**WHAT YOU NEED TO DO**
Extract the lines that hold the string "text".
--- Start DATASET EXTRACT ---
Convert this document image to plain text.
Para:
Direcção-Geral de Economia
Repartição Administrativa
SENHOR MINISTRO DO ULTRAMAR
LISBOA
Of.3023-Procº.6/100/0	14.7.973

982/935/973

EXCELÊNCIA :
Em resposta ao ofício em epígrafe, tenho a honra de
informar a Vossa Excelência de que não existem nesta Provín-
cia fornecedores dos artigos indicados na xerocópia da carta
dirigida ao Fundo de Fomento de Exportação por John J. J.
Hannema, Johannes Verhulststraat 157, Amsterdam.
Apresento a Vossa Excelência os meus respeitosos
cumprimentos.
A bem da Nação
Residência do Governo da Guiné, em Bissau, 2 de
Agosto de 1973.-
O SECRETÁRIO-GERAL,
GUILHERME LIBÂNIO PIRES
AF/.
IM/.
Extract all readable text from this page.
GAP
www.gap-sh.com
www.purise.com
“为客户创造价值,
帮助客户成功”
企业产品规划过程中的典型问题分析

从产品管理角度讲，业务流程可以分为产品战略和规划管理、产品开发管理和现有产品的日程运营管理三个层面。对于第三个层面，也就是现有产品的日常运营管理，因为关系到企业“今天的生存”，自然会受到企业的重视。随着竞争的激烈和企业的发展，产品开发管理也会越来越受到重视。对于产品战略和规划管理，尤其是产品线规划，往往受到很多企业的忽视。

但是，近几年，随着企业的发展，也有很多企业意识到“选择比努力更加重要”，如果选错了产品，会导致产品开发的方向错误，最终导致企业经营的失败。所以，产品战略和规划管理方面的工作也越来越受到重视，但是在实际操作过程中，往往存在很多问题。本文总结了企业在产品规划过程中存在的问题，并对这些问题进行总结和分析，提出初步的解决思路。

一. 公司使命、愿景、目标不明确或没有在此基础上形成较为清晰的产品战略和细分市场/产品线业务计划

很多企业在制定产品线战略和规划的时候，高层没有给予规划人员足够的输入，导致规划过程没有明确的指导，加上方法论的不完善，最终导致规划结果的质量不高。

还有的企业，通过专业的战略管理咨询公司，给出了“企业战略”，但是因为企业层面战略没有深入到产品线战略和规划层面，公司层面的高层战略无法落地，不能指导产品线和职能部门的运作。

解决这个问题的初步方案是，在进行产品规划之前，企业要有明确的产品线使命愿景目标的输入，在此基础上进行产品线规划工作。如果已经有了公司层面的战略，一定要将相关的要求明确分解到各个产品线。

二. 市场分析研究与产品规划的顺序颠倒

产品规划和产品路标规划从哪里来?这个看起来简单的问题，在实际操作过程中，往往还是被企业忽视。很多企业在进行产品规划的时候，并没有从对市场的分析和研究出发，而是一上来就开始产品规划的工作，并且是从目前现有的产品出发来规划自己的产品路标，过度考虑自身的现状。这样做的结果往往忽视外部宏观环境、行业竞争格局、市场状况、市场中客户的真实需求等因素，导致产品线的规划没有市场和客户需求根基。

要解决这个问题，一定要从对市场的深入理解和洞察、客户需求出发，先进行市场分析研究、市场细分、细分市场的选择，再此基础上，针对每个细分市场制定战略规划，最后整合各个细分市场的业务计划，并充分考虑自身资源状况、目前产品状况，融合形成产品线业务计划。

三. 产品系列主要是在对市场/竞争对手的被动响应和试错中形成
--- End DATASET EXTRACT ---
**FINAL RESULT**
Convert this document image to plain text.
Extract all readable text from this page.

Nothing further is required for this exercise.